→ **Written problem**: Reproduce each line of the material exactly, minus any picture.

───── Recorded data ─────

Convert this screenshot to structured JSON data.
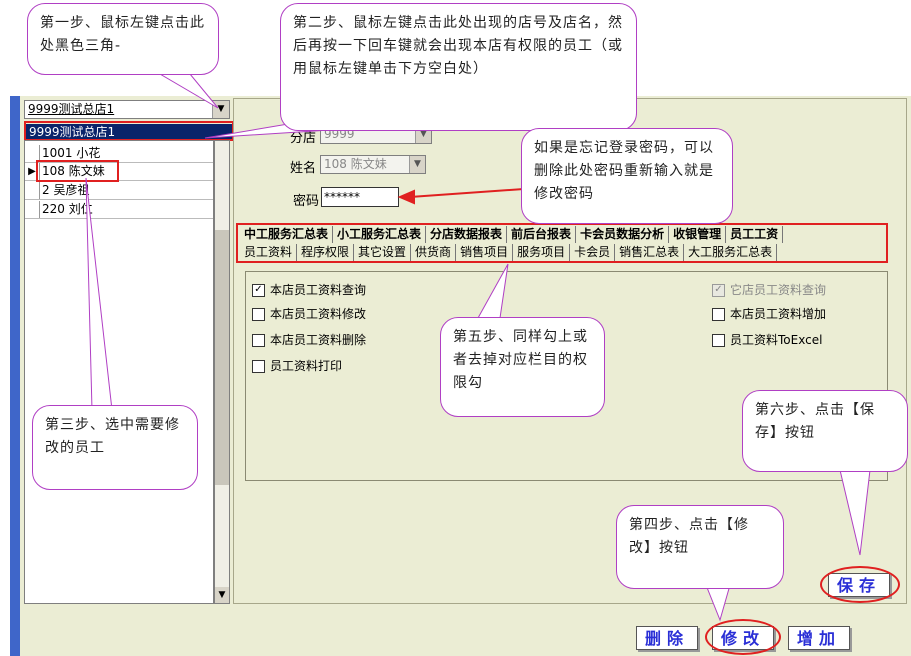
{
  "store_combo": {
    "value": "9999测试总店1",
    "selected_option": "9999测试总店1"
  },
  "employees": [
    {
      "text": "1001 小花",
      "marker": ""
    },
    {
      "text": "108  陈文妹",
      "marker": "▶"
    },
    {
      "text": "2    吴彦祖",
      "marker": ""
    },
    {
      "text": "220  刘仁",
      "marker": ""
    }
  ],
  "form": {
    "branch_label": "分店",
    "branch_value": "9999",
    "name_label": "姓名",
    "name_value": "108 陈文妹",
    "password_label": "密码",
    "password_value": "******"
  },
  "tabs_row1": [
    "中工服务汇总表",
    "小工服务汇总表",
    "分店数据报表",
    "前后台报表",
    "卡会员数据分析",
    "收银管理",
    "员工工资"
  ],
  "tabs_row2": [
    "员工资料",
    "程序权限",
    "其它设置",
    "供货商",
    "销售项目",
    "服务项目",
    "卡会员",
    "销售汇总表",
    "大工服务汇总表"
  ],
  "permissions": [
    {
      "label": "本店员工资料查询",
      "checked": true,
      "disabled": false
    },
    {
      "label": "本店员工资料修改",
      "checked": false,
      "disabled": false
    },
    {
      "label": "本店员工资料删除",
      "checked": false,
      "disabled": false
    },
    {
      "label": "员工资料打印",
      "checked": false,
      "disabled": false
    },
    {
      "label": "它店员工资料查询",
      "checked": true,
      "disabled": true
    },
    {
      "label": "本店员工资料增加",
      "checked": false,
      "disabled": false
    },
    {
      "label": "员工资料ToExcel",
      "checked": false,
      "disabled": false
    }
  ],
  "buttons": {
    "save": "保存",
    "delete": "删除",
    "modify": "修改",
    "add": "增加"
  },
  "callouts": {
    "step1": "第一步、鼠标左键点击此处黑色三角-",
    "step2": "第二步、鼠标左键点击此处出现的店号及店名，然后再按一下回车键就会出现本店有权限的员工（或用鼠标左键单击下方空白处）",
    "password_hint": "如果是忘记登录密码，可以删除此处密码重新输入就是修改密码",
    "step3": "第三步、选中需要修改的员工",
    "step5": "第五步、同样勾上或者去掉对应栏目的权限勾",
    "step6": "第六步、点击【保存】按钮",
    "step4": "第四步、点击【修改】按钮"
  },
  "colors": {
    "callout_border": "#b03fc4",
    "highlight_red": "#e02020",
    "selection_blue": "#0a246a",
    "button_text": "#2a2fd6"
  }
}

─────

→ **Task result**:
Convert this screenshot to structured JSON data.
{
  "store_combo": {
    "value": "9999测试总店1",
    "selected_option": "9999测试总店1"
  },
  "employees": [
    {
      "text": "1001 小花",
      "marker": ""
    },
    {
      "text": "108  陈文妹",
      "marker": "▶"
    },
    {
      "text": "2    吴彦祖",
      "marker": ""
    },
    {
      "text": "220  刘仁",
      "marker": ""
    }
  ],
  "form": {
    "branch_label": "分店",
    "branch_value": "9999",
    "name_label": "姓名",
    "name_value": "108 陈文妹",
    "password_label": "密码",
    "password_value": "******"
  },
  "tabs_row1": [
    "中工服务汇总表",
    "小工服务汇总表",
    "分店数据报表",
    "前后台报表",
    "卡会员数据分析",
    "收银管理",
    "员工工资"
  ],
  "tabs_row2": [
    "员工资料",
    "程序权限",
    "其它设置",
    "供货商",
    "销售项目",
    "服务项目",
    "卡会员",
    "销售汇总表",
    "大工服务汇总表"
  ],
  "permissions": [
    {
      "label": "本店员工资料查询",
      "checked": true,
      "disabled": false
    },
    {
      "label": "本店员工资料修改",
      "checked": false,
      "disabled": false
    },
    {
      "label": "本店员工资料删除",
      "checked": false,
      "disabled": false
    },
    {
      "label": "员工资料打印",
      "checked": false,
      "disabled": false
    },
    {
      "label": "它店员工资料查询",
      "checked": true,
      "disabled": true
    },
    {
      "label": "本店员工资料增加",
      "checked": false,
      "disabled": false
    },
    {
      "label": "员工资料ToExcel",
      "checked": false,
      "disabled": false
    }
  ],
  "buttons": {
    "save": "保存",
    "delete": "删除",
    "modify": "修改",
    "add": "增加"
  },
  "callouts": {
    "step1": "第一步、鼠标左键点击此处黑色三角-",
    "step2": "第二步、鼠标左键点击此处出现的店号及店名，然后再按一下回车键就会出现本店有权限的员工（或用鼠标左键单击下方空白处）",
    "password_hint": "如果是忘记登录密码，可以删除此处密码重新输入就是修改密码",
    "step3": "第三步、选中需要修改的员工",
    "step5": "第五步、同样勾上或者去掉对应栏目的权限勾",
    "step6": "第六步、点击【保存】按钮",
    "step4": "第四步、点击【修改】按钮"
  },
  "colors": {
    "callout_border": "#b03fc4",
    "highlight_red": "#e02020",
    "selection_blue": "#0a246a",
    "button_text": "#2a2fd6"
  }
}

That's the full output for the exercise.